■ **THE REQUEST**
Collect every line of the records below that contains the word "Bitmain".

Start of STORED DATA

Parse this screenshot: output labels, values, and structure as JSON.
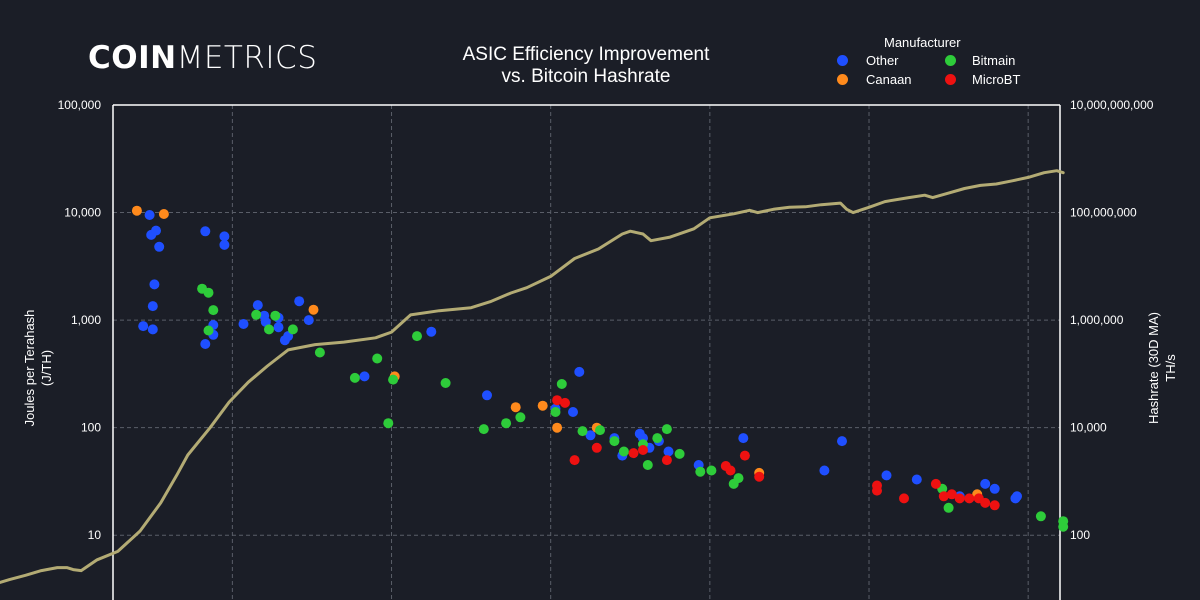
{
  "brand": {
    "part1": "COIN",
    "part2": "METRICS"
  },
  "chart_data": {
    "type": "scatter",
    "title": "ASIC Efficiency Improvement",
    "subtitle": "vs. Bitcoin Hashrate",
    "ylabel": "Joules per Terahash",
    "ylabel_unit": "(J/TH)",
    "y2label": "Hashrate (30D MA)",
    "y2label_unit": "TH/s",
    "y_scale": "log",
    "y2_scale": "log",
    "ylim": [
      2.5,
      100000
    ],
    "y2lim": [
      6.25,
      10000000000
    ],
    "xlim": [
      2013.25,
      2019.2
    ],
    "grid": true,
    "colors": {
      "background": "#1b1e27",
      "Other": "#1f4fff",
      "Canaan": "#ff8a1c",
      "Bitmain": "#2ecc3a",
      "MicroBT": "#ee1111",
      "hashrate_line": "#b3ab74",
      "grid": "#5a5e68"
    },
    "legend": {
      "title": "Manufacturer",
      "placement": "top-right",
      "entries": [
        "Other",
        "Canaan",
        "Bitmain",
        "MicroBT"
      ]
    },
    "y_ticks": [
      {
        "value": 100000,
        "label": "100,000"
      },
      {
        "value": 10000,
        "label": "10,000"
      },
      {
        "value": 1000,
        "label": "1,000"
      },
      {
        "value": 100,
        "label": "100"
      },
      {
        "value": 10,
        "label": "10"
      }
    ],
    "y2_ticks": [
      {
        "value": 10000000000,
        "label": "10,000,000,000"
      },
      {
        "value": 100000000,
        "label": "100,000,000"
      },
      {
        "value": 1000000,
        "label": "1,000,000"
      },
      {
        "value": 10000,
        "label": "10,000"
      },
      {
        "value": 100,
        "label": "100"
      }
    ],
    "x_gridlines": [
      2014,
      2015,
      2016,
      2017,
      2018,
      2019
    ],
    "series": [
      {
        "name": "Other",
        "points": [
          [
            2013.48,
            9500
          ],
          [
            2013.49,
            6200
          ],
          [
            2013.52,
            6800
          ],
          [
            2013.54,
            4800
          ],
          [
            2013.83,
            6700
          ],
          [
            2013.95,
            6000
          ],
          [
            2013.95,
            5000
          ],
          [
            2013.51,
            2150
          ],
          [
            2013.5,
            1350
          ],
          [
            2013.44,
            880
          ],
          [
            2013.5,
            820
          ],
          [
            2013.83,
            600
          ],
          [
            2013.88,
            900
          ],
          [
            2013.88,
            730
          ],
          [
            2014.07,
            920
          ],
          [
            2014.16,
            1380
          ],
          [
            2014.2,
            1100
          ],
          [
            2014.21,
            960
          ],
          [
            2014.29,
            1050
          ],
          [
            2014.29,
            860
          ],
          [
            2014.33,
            650
          ],
          [
            2014.35,
            710
          ],
          [
            2014.42,
            1500
          ],
          [
            2014.48,
            1000
          ],
          [
            2014.83,
            300
          ],
          [
            2015.25,
            780
          ],
          [
            2015.6,
            200
          ],
          [
            2016.03,
            150
          ],
          [
            2016.14,
            140
          ],
          [
            2016.18,
            330
          ],
          [
            2016.25,
            85
          ],
          [
            2016.4,
            80
          ],
          [
            2016.45,
            55
          ],
          [
            2016.56,
            88
          ],
          [
            2016.58,
            80
          ],
          [
            2016.62,
            65
          ],
          [
            2016.68,
            75
          ],
          [
            2016.74,
            60
          ],
          [
            2016.93,
            45
          ],
          [
            2017.21,
            80
          ],
          [
            2017.72,
            40
          ],
          [
            2017.83,
            75
          ],
          [
            2018.11,
            36
          ],
          [
            2018.3,
            33
          ],
          [
            2018.57,
            23
          ],
          [
            2018.73,
            30
          ],
          [
            2018.79,
            27
          ],
          [
            2018.92,
            22
          ],
          [
            2018.93,
            23
          ]
        ]
      },
      {
        "name": "Canaan",
        "points": [
          [
            2013.4,
            10400
          ],
          [
            2013.57,
            9700
          ],
          [
            2014.51,
            1250
          ],
          [
            2015.02,
            300
          ],
          [
            2015.78,
            155
          ],
          [
            2015.95,
            160
          ],
          [
            2016.04,
            100
          ],
          [
            2016.29,
            100
          ],
          [
            2017.31,
            38
          ],
          [
            2018.68,
            24
          ]
        ]
      },
      {
        "name": "Bitmain",
        "points": [
          [
            2013.81,
            1960
          ],
          [
            2013.85,
            1800
          ],
          [
            2013.88,
            1240
          ],
          [
            2013.85,
            800
          ],
          [
            2014.15,
            1120
          ],
          [
            2014.23,
            820
          ],
          [
            2014.27,
            1100
          ],
          [
            2014.38,
            820
          ],
          [
            2014.55,
            500
          ],
          [
            2014.77,
            290
          ],
          [
            2014.91,
            440
          ],
          [
            2014.98,
            110
          ],
          [
            2015.01,
            280
          ],
          [
            2015.16,
            710
          ],
          [
            2015.34,
            260
          ],
          [
            2015.58,
            97
          ],
          [
            2015.72,
            110
          ],
          [
            2015.81,
            125
          ],
          [
            2016.03,
            140
          ],
          [
            2016.07,
            255
          ],
          [
            2016.2,
            93
          ],
          [
            2016.31,
            95
          ],
          [
            2016.4,
            75
          ],
          [
            2016.46,
            60
          ],
          [
            2016.58,
            70
          ],
          [
            2016.61,
            45
          ],
          [
            2016.67,
            80
          ],
          [
            2016.73,
            97
          ],
          [
            2016.81,
            57
          ],
          [
            2016.94,
            39
          ],
          [
            2017.01,
            40
          ],
          [
            2017.15,
            30
          ],
          [
            2017.18,
            34
          ],
          [
            2018.46,
            27
          ],
          [
            2018.5,
            18
          ],
          [
            2019.08,
            15
          ],
          [
            2019.22,
            13.5
          ],
          [
            2019.22,
            12
          ]
        ]
      },
      {
        "name": "MicroBT",
        "points": [
          [
            2016.04,
            180
          ],
          [
            2016.09,
            170
          ],
          [
            2016.15,
            50
          ],
          [
            2016.29,
            65
          ],
          [
            2016.52,
            58
          ],
          [
            2016.58,
            62
          ],
          [
            2016.73,
            50
          ],
          [
            2017.1,
            44
          ],
          [
            2017.13,
            40
          ],
          [
            2017.22,
            55
          ],
          [
            2017.31,
            35
          ],
          [
            2018.05,
            29
          ],
          [
            2018.05,
            26
          ],
          [
            2018.22,
            22
          ],
          [
            2018.42,
            30
          ],
          [
            2018.47,
            23
          ],
          [
            2018.52,
            24
          ],
          [
            2018.57,
            22
          ],
          [
            2018.63,
            22
          ],
          [
            2018.69,
            22
          ],
          [
            2018.73,
            20
          ],
          [
            2018.79,
            19
          ]
        ]
      }
    ],
    "hashrate_series": {
      "name": "Hashrate (30D MA)",
      "points": [
        [
          2012.53,
          13
        ],
        [
          2012.6,
          15
        ],
        [
          2012.7,
          18
        ],
        [
          2012.8,
          22
        ],
        [
          2012.9,
          25
        ],
        [
          2012.96,
          25
        ],
        [
          2013.0,
          23
        ],
        [
          2013.05,
          22
        ],
        [
          2013.15,
          35
        ],
        [
          2013.28,
          50
        ],
        [
          2013.42,
          120
        ],
        [
          2013.55,
          400
        ],
        [
          2013.65,
          1300
        ],
        [
          2013.72,
          3100
        ],
        [
          2013.86,
          10000
        ],
        [
          2013.98,
          30000
        ],
        [
          2014.1,
          70000
        ],
        [
          2014.22,
          140000
        ],
        [
          2014.35,
          280000
        ],
        [
          2014.52,
          350000
        ],
        [
          2014.7,
          390000
        ],
        [
          2014.9,
          470000
        ],
        [
          2015.0,
          600000
        ],
        [
          2015.12,
          1250000
        ],
        [
          2015.3,
          1500000
        ],
        [
          2015.5,
          1700000
        ],
        [
          2015.62,
          2200000
        ],
        [
          2015.75,
          3200000
        ],
        [
          2015.85,
          4000000
        ],
        [
          2016.0,
          6500000
        ],
        [
          2016.15,
          14000000
        ],
        [
          2016.3,
          21000000
        ],
        [
          2016.45,
          40000000
        ],
        [
          2016.5,
          45000000
        ],
        [
          2016.58,
          40000000
        ],
        [
          2016.63,
          30000000
        ],
        [
          2016.75,
          35000000
        ],
        [
          2016.9,
          50000000
        ],
        [
          2017.0,
          80000000
        ],
        [
          2017.15,
          95000000
        ],
        [
          2017.25,
          110000000
        ],
        [
          2017.3,
          100000000
        ],
        [
          2017.4,
          115000000
        ],
        [
          2017.5,
          125000000
        ],
        [
          2017.6,
          128000000
        ],
        [
          2017.7,
          140000000
        ],
        [
          2017.82,
          150000000
        ],
        [
          2017.86,
          115000000
        ],
        [
          2017.9,
          100000000
        ],
        [
          2018.0,
          125000000
        ],
        [
          2018.1,
          160000000
        ],
        [
          2018.25,
          190000000
        ],
        [
          2018.35,
          210000000
        ],
        [
          2018.4,
          190000000
        ],
        [
          2018.5,
          230000000
        ],
        [
          2018.6,
          280000000
        ],
        [
          2018.7,
          320000000
        ],
        [
          2018.8,
          340000000
        ],
        [
          2018.9,
          390000000
        ],
        [
          2019.0,
          450000000
        ],
        [
          2019.1,
          550000000
        ],
        [
          2019.18,
          600000000
        ],
        [
          2019.22,
          550000000
        ]
      ]
    }
  }
}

End of STORED DATA

■ **SOLUTION FOR THIS PROBLEM**
      "Bitmain": "#2ecc3a",
        "Bitmain",
        "name": "Bitmain",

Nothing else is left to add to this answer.